> **WRITTEN PROBLEM**: Output the records. Match them exactly.

> **RECORDS PROVIDED**:

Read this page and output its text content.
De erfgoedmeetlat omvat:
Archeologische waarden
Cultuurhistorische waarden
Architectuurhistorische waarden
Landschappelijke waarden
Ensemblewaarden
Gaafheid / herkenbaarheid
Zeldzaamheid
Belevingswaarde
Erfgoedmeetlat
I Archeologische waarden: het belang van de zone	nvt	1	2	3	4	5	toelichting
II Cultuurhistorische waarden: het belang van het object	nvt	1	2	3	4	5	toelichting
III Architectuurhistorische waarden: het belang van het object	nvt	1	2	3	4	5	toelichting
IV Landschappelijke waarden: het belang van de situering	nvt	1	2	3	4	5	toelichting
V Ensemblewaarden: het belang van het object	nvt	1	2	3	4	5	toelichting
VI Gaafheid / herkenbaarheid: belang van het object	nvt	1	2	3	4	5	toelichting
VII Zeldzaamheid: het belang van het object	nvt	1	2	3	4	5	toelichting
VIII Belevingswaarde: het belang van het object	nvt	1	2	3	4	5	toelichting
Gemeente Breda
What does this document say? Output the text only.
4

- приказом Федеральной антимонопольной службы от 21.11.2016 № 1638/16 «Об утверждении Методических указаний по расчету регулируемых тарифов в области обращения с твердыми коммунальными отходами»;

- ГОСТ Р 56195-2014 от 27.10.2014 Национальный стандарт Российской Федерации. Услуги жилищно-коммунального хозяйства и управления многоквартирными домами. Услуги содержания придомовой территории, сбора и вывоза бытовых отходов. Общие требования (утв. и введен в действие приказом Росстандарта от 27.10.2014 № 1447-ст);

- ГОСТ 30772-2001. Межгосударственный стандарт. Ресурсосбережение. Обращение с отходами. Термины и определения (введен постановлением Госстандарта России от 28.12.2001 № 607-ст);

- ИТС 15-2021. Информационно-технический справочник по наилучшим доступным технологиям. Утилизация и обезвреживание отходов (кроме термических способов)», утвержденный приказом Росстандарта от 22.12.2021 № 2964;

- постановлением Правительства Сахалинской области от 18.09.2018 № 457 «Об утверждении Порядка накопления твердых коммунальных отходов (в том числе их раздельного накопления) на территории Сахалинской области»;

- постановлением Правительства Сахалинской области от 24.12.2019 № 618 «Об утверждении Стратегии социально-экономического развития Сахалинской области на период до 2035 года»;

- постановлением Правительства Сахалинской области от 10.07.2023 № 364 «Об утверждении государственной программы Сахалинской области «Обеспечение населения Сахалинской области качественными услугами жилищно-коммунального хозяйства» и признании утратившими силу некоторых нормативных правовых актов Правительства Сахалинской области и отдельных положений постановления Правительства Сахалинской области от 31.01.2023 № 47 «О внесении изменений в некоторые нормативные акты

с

> **ANSWER IN FULL**:
Read this page and output its text content.
De erfgoedmeetlat omvat:
Archeologische waarden
Cultuurhistorische waarden
Architectuurhistorische waarden
Landschappelijke waarden
Ensemblewaarden
Gaafheid / herkenbaarheid
Zeldzaamheid
Belevingswaarde
Erfgoedmeetlat
I Archeologische waarden: het belang van de zone	nvt	1	2	3	4	5	toelichting
II Cultuurhistorische waarden: het belang van het object	nvt	1	2	3	4	5	toelichting
III Architectuurhistorische waarden: het belang van het object	nvt	1	2	3	4	5	toelichting
IV Landschappelijke waarden: het belang van de situering	nvt	1	2	3	4	5	toelichting
V Ensemblewaarden: het belang van het object	nvt	1	2	3	4	5	toelichting
VI Gaafheid / herkenbaarheid: belang van het object	nvt	1	2	3	4	5	toelichting
VII Zeldzaamheid: het belang van het object	nvt	1	2	3	4	5	toelichting
VIII Belevingswaarde: het belang van het object	nvt	1	2	3	4	5	toelichting
Gemeente Breda
What does this document say? Output the text only.
4

- приказом Федеральной антимонопольной службы от 21.11.2016 № 1638/16 «Об утверждении Методических указаний по расчету регулируемых тарифов в области обращения с твердыми коммунальными отходами»;

- ГОСТ Р 56195-2014 от 27.10.2014 Национальный стандарт Российской Федерации. Услуги жилищно-коммунального хозяйства и управления многоквартирными домами. Услуги содержания придомовой территории, сбора и вывоза бытовых отходов. Общие требования (утв. и введен в действие приказом Росстандарта от 27.10.2014 № 1447-ст);

- ГОСТ 30772-2001. Межгосударственный стандарт. Ресурсосбережение. Обращение с отходами. Термины и определения (введен постановлением Госстандарта России от 28.12.2001 № 607-ст);

- ИТС 15-2021. Информационно-технический справочник по наилучшим доступным технологиям. Утилизация и обезвреживание отходов (кроме термических способов)», утвержденный приказом Росстандарта от 22.12.2021 № 2964;

- постановлением Правительства Сахалинской области от 18.09.2018 № 457 «Об утверждении Порядка накопления твердых коммунальных отходов (в том числе их раздельного накопления) на территории Сахалинской области»;

- постановлением Правительства Сахалинской области от 24.12.2019 № 618 «Об утверждении Стратегии социально-экономического развития Сахалинской области на период до 2035 года»;

- постановлением Правительства Сахалинской области от 10.07.2023 № 364 «Об утверждении государственной программы Сахалинской области «Обеспечение населения Сахалинской области качественными услугами жилищно-коммунального хозяйства» и признании утратившими силу некоторых нормативных правовых актов Правительства Сахалинской области и отдельных положений постановления Правительства Сахалинской области от 31.01.2023 № 47 «О внесении изменений в некоторые нормативные акты

с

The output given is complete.